[SET TASK]: Print the lines starting at the one that contains "coast-greenland bbox=[499, 200, 682, 353]" and ending with the one that contains "chart-title: NAEFS 0.5°", both included, unchanged.

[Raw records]
+---+

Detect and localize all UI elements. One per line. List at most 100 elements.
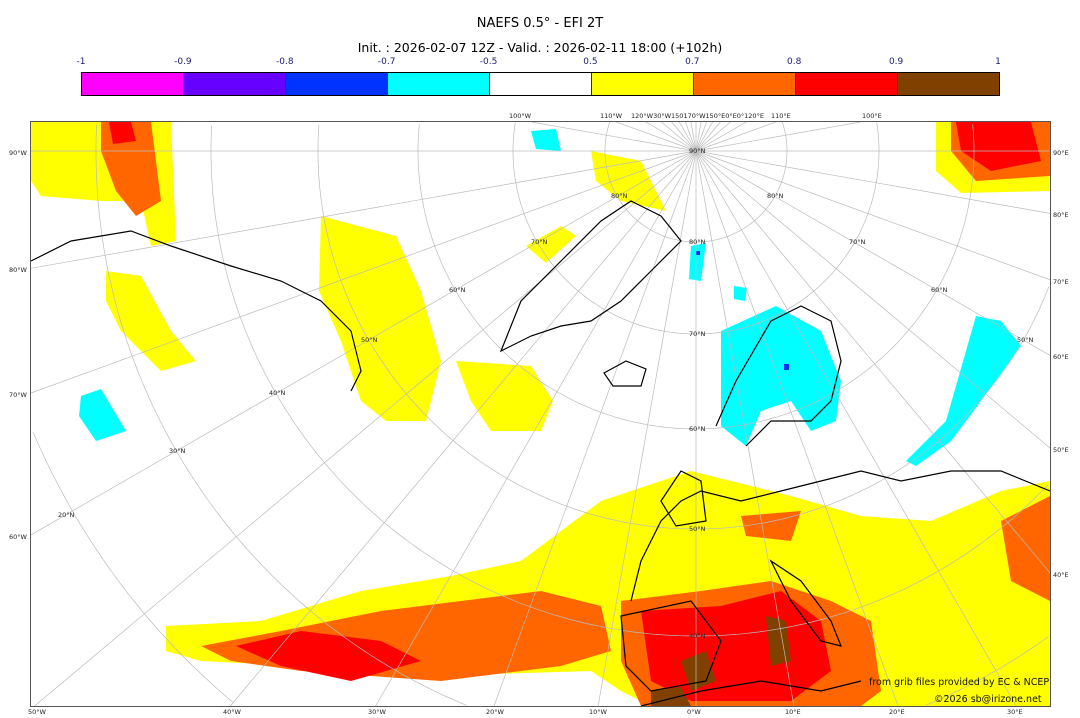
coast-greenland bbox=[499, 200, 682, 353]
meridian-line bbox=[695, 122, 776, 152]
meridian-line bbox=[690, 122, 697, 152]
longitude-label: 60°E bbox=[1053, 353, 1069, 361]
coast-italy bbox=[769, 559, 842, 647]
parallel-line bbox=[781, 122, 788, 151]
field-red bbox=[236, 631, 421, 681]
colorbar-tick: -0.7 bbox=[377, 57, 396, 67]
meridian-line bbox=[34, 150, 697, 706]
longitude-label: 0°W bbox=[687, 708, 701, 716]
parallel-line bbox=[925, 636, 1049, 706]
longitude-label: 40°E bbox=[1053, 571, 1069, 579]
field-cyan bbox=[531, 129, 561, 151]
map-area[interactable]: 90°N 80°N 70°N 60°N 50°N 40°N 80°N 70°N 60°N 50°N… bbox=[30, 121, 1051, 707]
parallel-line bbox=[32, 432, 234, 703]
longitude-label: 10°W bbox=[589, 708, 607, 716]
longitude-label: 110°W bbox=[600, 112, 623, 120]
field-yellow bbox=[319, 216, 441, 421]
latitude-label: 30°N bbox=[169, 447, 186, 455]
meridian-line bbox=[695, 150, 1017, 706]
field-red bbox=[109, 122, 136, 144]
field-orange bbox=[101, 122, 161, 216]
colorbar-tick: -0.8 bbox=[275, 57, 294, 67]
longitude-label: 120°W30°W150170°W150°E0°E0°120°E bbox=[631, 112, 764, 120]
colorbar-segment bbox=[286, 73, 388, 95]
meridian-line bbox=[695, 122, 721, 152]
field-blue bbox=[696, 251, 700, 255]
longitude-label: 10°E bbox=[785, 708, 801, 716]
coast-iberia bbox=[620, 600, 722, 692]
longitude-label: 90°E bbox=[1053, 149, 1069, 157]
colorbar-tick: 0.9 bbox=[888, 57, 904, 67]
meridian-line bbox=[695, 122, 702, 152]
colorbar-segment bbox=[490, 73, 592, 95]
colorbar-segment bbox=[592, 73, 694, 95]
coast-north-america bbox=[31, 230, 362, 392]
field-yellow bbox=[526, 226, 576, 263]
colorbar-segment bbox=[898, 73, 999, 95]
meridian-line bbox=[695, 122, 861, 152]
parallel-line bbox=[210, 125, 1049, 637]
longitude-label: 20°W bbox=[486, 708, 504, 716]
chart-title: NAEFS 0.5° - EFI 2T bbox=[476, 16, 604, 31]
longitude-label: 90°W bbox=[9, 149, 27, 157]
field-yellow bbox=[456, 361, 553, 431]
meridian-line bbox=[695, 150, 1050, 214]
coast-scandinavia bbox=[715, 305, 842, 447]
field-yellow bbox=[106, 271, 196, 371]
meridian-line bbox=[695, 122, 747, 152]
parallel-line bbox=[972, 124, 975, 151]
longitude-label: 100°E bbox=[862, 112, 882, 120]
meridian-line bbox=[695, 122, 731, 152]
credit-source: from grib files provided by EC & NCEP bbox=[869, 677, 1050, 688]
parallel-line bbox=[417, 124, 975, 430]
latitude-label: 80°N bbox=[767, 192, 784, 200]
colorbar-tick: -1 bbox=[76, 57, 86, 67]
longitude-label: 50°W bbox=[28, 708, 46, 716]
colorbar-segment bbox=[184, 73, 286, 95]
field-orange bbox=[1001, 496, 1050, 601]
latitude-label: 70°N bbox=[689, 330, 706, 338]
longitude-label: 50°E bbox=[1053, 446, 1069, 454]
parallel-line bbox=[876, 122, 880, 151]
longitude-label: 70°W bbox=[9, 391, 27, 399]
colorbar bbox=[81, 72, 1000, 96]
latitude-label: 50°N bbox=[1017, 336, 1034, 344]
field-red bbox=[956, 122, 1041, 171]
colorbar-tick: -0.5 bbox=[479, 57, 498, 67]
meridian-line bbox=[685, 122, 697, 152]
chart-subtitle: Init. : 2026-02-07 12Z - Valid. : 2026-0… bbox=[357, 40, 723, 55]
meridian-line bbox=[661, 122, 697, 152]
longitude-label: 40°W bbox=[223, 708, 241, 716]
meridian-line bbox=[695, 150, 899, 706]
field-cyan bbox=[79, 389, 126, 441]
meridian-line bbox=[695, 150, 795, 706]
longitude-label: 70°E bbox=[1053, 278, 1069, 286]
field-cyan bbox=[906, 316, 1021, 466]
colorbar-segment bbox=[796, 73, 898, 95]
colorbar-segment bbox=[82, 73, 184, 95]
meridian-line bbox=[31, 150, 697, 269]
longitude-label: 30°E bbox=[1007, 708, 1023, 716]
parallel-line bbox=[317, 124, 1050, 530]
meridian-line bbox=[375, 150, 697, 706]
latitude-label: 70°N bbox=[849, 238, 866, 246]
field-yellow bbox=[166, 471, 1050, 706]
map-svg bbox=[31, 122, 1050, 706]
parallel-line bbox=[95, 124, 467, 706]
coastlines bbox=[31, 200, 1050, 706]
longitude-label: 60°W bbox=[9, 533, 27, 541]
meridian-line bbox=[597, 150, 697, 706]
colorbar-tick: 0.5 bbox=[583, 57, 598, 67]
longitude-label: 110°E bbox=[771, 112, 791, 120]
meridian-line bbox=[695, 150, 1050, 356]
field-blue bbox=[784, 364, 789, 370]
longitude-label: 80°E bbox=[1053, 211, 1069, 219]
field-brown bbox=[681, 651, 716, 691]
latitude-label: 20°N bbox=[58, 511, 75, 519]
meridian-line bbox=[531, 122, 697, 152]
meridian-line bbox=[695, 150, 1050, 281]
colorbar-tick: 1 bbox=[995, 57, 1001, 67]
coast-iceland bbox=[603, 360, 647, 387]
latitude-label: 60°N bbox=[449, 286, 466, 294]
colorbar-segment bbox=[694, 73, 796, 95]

+---+

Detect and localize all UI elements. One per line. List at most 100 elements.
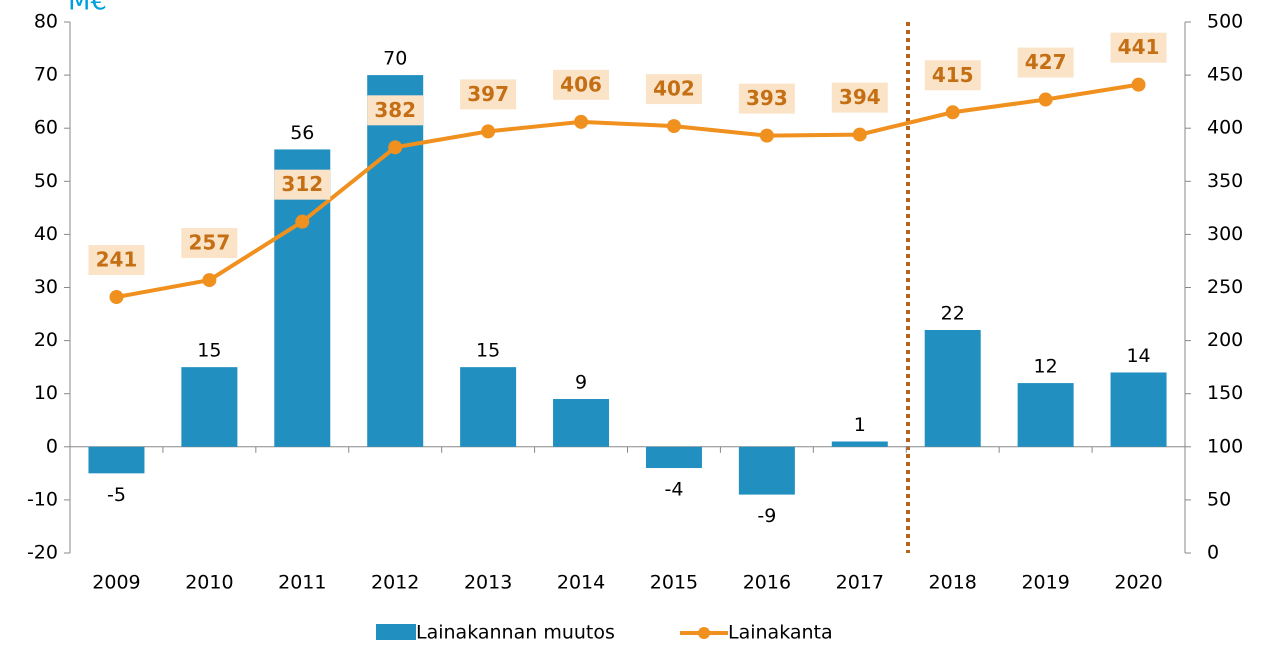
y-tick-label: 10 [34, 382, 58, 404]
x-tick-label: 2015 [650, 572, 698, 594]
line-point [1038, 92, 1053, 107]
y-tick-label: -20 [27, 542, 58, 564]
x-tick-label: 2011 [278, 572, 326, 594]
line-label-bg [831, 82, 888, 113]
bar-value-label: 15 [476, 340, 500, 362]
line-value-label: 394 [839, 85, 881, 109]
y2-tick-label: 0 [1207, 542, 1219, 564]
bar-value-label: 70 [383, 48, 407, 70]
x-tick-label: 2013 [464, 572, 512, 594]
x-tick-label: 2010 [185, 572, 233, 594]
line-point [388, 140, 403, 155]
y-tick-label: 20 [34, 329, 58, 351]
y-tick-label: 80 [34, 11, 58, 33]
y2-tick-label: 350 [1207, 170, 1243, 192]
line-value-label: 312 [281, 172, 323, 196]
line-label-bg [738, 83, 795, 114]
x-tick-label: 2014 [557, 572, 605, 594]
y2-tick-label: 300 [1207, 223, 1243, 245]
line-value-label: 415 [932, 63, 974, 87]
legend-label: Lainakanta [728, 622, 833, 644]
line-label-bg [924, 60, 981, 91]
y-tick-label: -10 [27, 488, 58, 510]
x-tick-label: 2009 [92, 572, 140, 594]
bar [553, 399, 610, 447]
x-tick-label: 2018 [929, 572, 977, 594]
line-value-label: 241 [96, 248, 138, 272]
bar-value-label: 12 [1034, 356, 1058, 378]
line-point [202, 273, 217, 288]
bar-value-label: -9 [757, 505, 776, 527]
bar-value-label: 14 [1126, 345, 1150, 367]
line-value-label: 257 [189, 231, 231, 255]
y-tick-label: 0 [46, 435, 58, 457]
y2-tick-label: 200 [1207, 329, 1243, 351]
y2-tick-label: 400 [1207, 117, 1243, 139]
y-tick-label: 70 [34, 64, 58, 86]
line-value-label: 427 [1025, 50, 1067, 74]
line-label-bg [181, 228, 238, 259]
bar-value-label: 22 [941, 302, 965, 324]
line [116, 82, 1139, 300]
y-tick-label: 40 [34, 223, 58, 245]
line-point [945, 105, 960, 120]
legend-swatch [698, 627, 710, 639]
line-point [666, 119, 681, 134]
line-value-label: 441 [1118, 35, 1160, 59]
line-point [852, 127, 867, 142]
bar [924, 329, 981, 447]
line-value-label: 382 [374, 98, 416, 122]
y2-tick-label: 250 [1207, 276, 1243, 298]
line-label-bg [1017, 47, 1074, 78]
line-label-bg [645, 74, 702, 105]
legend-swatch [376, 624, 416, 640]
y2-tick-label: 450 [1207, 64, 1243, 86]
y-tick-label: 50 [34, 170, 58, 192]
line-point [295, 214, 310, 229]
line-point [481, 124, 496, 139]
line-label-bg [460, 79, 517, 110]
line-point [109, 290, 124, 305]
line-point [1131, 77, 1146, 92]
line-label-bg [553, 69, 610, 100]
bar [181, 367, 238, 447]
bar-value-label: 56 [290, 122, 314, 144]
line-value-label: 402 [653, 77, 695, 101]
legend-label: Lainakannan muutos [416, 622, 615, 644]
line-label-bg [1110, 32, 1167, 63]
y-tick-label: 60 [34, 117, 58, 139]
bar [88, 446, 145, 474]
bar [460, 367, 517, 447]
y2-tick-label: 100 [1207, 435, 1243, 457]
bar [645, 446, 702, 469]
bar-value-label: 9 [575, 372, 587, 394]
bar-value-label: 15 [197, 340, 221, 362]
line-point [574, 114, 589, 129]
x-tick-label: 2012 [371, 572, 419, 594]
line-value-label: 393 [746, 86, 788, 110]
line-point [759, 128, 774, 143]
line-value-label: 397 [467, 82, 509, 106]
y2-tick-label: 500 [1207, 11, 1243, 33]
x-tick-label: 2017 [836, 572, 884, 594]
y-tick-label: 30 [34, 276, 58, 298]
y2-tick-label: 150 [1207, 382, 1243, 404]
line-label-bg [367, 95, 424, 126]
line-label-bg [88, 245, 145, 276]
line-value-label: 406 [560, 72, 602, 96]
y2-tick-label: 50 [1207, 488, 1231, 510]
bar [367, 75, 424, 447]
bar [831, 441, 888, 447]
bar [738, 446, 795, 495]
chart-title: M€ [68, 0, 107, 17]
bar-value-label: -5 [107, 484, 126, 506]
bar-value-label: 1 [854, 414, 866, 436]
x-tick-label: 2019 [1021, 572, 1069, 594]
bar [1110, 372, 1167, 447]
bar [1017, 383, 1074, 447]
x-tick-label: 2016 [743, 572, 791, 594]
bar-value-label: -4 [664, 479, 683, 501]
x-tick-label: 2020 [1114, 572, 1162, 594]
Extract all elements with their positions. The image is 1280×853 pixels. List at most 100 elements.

+---+

[SOLUTION TO THIS TASK]:
coast-greenland bbox=[499, 200, 682, 353]
meridian-line bbox=[695, 122, 776, 152]
meridian-line bbox=[690, 122, 697, 152]
longitude-label: 60°E bbox=[1053, 353, 1069, 361]
coast-italy bbox=[769, 559, 842, 647]
parallel-line bbox=[781, 122, 788, 151]
field-red bbox=[236, 631, 421, 681]
colorbar-tick: -0.7 bbox=[377, 57, 396, 67]
meridian-line bbox=[34, 150, 697, 706]
longitude-label: 0°W bbox=[687, 708, 701, 716]
parallel-line bbox=[925, 636, 1049, 706]
longitude-label: 40°E bbox=[1053, 571, 1069, 579]
field-cyan bbox=[531, 129, 561, 151]
map-area[interactable]: 90°N 80°N 70°N 60°N 50°N 40°N 80°N 70°N 60°N 50°N… bbox=[30, 121, 1051, 707]
parallel-line bbox=[32, 432, 234, 703]
longitude-label: 10°W bbox=[589, 708, 607, 716]
longitude-label: 110°W bbox=[600, 112, 623, 120]
field-yellow bbox=[319, 216, 441, 421]
latitude-label: 30°N bbox=[169, 447, 186, 455]
meridian-line bbox=[695, 150, 1017, 706]
field-red bbox=[109, 122, 136, 144]
field-orange bbox=[101, 122, 161, 216]
colorbar-tick: -0.8 bbox=[275, 57, 294, 67]
longitude-label: 120°W30°W150170°W150°E0°E0°120°E bbox=[631, 112, 764, 120]
colorbar-segment bbox=[286, 73, 388, 95]
meridian-line bbox=[695, 122, 721, 152]
field-blue bbox=[696, 251, 700, 255]
longitude-label: 10°E bbox=[785, 708, 801, 716]
coast-iberia bbox=[620, 600, 722, 692]
longitude-label: 90°E bbox=[1053, 149, 1069, 157]
colorbar-tick: 0.9 bbox=[888, 57, 904, 67]
meridian-line bbox=[695, 122, 702, 152]
colorbar-segment bbox=[490, 73, 592, 95]
colorbar-segment bbox=[592, 73, 694, 95]
coast-north-america bbox=[31, 230, 362, 392]
field-yellow bbox=[526, 226, 576, 263]
colorbar-segment bbox=[898, 73, 999, 95]
meridian-line bbox=[695, 122, 861, 152]
parallel-line bbox=[210, 125, 1049, 637]
longitude-label: 20°W bbox=[486, 708, 504, 716]
chart-title: NAEFS 0.5° - EFI 2T bbox=[476, 16, 604, 31]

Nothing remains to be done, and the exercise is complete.